Start Data provided

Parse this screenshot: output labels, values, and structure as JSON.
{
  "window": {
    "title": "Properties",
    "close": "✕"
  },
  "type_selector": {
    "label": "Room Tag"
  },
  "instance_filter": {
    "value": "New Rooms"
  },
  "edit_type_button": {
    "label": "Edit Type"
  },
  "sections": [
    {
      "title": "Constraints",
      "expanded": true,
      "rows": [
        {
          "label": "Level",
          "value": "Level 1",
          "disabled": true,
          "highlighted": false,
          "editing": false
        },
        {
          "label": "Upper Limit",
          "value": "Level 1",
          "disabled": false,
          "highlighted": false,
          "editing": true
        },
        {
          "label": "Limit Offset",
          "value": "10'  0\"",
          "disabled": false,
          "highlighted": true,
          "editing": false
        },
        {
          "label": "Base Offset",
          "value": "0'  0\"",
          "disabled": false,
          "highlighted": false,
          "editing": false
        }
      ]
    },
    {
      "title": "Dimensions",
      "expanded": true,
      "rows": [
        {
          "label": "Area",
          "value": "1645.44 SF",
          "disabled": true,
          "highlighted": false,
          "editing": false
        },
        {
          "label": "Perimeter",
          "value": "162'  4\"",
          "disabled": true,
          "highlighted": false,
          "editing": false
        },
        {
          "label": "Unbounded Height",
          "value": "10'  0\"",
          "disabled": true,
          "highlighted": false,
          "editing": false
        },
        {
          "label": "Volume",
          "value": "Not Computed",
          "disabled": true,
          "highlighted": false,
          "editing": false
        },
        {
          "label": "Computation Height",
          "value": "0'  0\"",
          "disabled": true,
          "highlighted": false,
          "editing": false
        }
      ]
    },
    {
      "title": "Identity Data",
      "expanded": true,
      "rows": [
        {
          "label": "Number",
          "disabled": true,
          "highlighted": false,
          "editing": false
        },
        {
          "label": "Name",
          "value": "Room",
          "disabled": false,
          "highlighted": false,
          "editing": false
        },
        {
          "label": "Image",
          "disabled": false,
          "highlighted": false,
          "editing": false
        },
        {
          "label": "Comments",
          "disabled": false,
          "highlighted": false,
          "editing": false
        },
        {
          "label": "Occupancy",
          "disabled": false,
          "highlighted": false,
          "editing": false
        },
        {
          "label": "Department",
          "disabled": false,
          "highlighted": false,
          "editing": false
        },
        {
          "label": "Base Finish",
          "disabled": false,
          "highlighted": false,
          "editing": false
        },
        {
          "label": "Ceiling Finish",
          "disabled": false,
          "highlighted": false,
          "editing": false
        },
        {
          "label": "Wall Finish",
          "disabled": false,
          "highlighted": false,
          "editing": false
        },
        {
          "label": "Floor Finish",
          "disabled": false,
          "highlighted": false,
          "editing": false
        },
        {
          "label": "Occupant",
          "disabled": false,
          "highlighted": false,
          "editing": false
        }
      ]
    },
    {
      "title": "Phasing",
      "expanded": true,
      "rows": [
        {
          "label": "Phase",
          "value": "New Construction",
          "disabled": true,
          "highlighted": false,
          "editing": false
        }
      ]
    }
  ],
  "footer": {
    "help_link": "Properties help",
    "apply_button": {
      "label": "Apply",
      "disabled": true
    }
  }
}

End Data provided

All of the entries above must be quoted exactly.

Parse this screenshot: output labels, values, and structure as JSON.
{
  "window": {
    "title": "Properties",
    "close": "✕"
  },
  "type_selector": {
    "label": "Room Tag"
  },
  "instance_filter": {
    "value": "New Rooms"
  },
  "edit_type_button": {
    "label": "Edit Type"
  },
  "sections": [
    {
      "title": "Constraints",
      "expanded": true,
      "rows": [
        {
          "label": "Level",
          "value": "Level 1",
          "disabled": true,
          "highlighted": false,
          "editing": false
        },
        {
          "label": "Upper Limit",
          "value": "Level 1",
          "disabled": false,
          "highlighted": false,
          "editing": true
        },
        {
          "label": "Limit Offset",
          "value": "10'  0\"",
          "disabled": false,
          "highlighted": true,
          "editing": false
        },
        {
          "label": "Base Offset",
          "value": "0'  0\"",
          "disabled": false,
          "highlighted": false,
          "editing": false
        }
      ]
    },
    {
      "title": "Dimensions",
      "expanded": true,
      "rows": [
        {
          "label": "Area",
          "value": "1645.44 SF",
          "disabled": true,
          "highlighted": false,
          "editing": false
        },
        {
          "label": "Perimeter",
          "value": "162'  4\"",
          "disabled": true,
          "highlighted": false,
          "editing": false
        },
        {
          "label": "Unbounded Height",
          "value": "10'  0\"",
          "disabled": true,
          "highlighted": false,
          "editing": false
        },
        {
          "label": "Volume",
          "value": "Not Computed",
          "disabled": true,
          "highlighted": false,
          "editing": false
        },
        {
          "label": "Computation Height",
          "value": "0'  0\"",
          "disabled": true,
          "highlighted": false,
          "editing": false
        }
      ]
    },
    {
      "title": "Identity Data",
      "expanded": true,
      "rows": [
        {
          "label": "Number",
          "disabled": true,
          "highlighted": false,
          "editing": false
        },
        {
          "label": "Name",
          "value": "Room",
          "disabled": false,
          "highlighted": false,
          "editing": false
        },
        {
          "label": "Image",
          "disabled": false,
          "highlighted": false,
          "editing": false
        },
        {
          "label": "Comments",
          "disabled": false,
          "highlighted": false,
          "editing": false
        },
        {
          "label": "Occupancy",
          "disabled": false,
          "highlighted": false,
          "editing": false
        },
        {
          "label": "Department",
          "disabled": false,
          "highlighted": false,
          "editing": false
        },
        {
          "label": "Base Finish",
          "disabled": false,
          "highlighted": false,
          "editing": false
        },
        {
          "label": "Ceiling Finish",
          "disabled": false,
          "highlighted": false,
          "editing": false
        },
        {
          "label": "Wall Finish",
          "disabled": false,
          "highlighted": false,
          "editing": false
        },
        {
          "label": "Floor Finish",
          "disabled": false,
          "highlighted": false,
          "editing": false
        },
        {
          "label": "Occupant",
          "disabled": false,
          "highlighted": false,
          "editing": false
        }
      ]
    },
    {
      "title": "Phasing",
      "expanded": true,
      "rows": [
        {
          "label": "Phase",
          "value": "New Construction",
          "disabled": true,
          "highlighted": false,
          "editing": false
        }
      ]
    }
  ],
  "footer": {
    "help_link": "Properties help",
    "apply_button": {
      "label": "Apply",
      "disabled": true
    }
  }
}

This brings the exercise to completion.